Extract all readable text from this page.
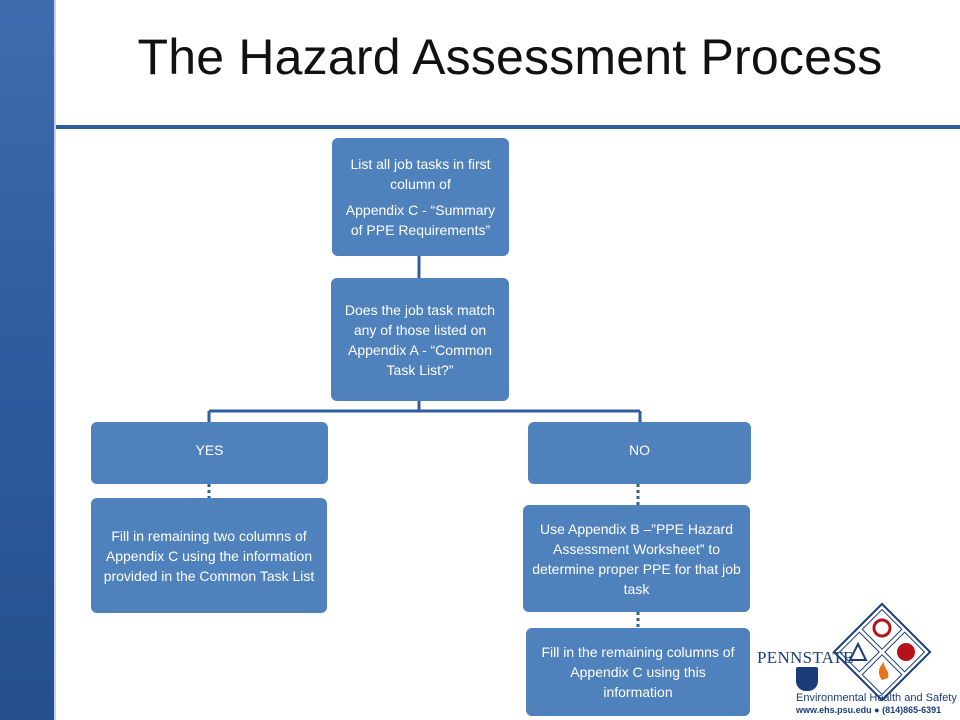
The Hazard Assessment Process
List all job tasks in first column of
Appendix C - “Summary of PPE Requirements”
Does the job task match any of those listed on Appendix A - “Common Task List?”
YES
Fill in remaining two columns of Appendix C using the information provided in the Common Task List
NO
Use Appendix B –”PPE Hazard Assessment Worksheet” to determine proper PPE for that job task
Fill in the remaining columns of Appendix C using this information
PENNSTATE
Environmental Health and Safety
www.ehs.psu.edu ● (814)865-6391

########################################

Reproduce the whole listing above word for word, but not its pictures.

__Written solution__
Extract all readable text from this page.
The Hazard Assessment Process
List all job tasks in first column of
Appendix C - “Summary of PPE Requirements”
Does the job task match any of those listed on Appendix A - “Common Task List?”
YES
Fill in remaining two columns of Appendix C using the information provided in the Common Task List
NO
Use Appendix B –”PPE Hazard Assessment Worksheet” to determine proper PPE for that job task
Fill in the remaining columns of Appendix C using this information
PENNSTATE
Environmental Health and Safety
www.ehs.psu.edu ● (814)865-6391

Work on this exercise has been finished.